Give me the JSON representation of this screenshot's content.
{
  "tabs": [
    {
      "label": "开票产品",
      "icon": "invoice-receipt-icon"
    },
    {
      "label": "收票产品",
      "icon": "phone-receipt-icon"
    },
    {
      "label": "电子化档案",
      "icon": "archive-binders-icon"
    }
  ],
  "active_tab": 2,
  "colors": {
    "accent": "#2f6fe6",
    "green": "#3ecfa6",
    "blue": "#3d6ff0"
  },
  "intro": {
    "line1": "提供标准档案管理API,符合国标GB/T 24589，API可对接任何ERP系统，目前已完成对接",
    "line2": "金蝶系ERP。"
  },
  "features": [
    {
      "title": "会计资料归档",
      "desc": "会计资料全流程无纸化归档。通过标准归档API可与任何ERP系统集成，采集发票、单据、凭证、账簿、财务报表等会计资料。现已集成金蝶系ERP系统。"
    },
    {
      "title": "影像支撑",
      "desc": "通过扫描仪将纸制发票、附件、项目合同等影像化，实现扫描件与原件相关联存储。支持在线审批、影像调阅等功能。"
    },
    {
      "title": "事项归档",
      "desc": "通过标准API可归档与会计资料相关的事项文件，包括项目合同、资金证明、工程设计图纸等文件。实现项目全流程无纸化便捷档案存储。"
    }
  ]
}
☆ ☆ ☆ ☆ ☆
Your task is to pick out every line with the string "receipt" and copy it.

**RESULT OF THE TASK:**
      "icon": "invoice-receipt-icon"
      "icon": "phone-receipt-icon"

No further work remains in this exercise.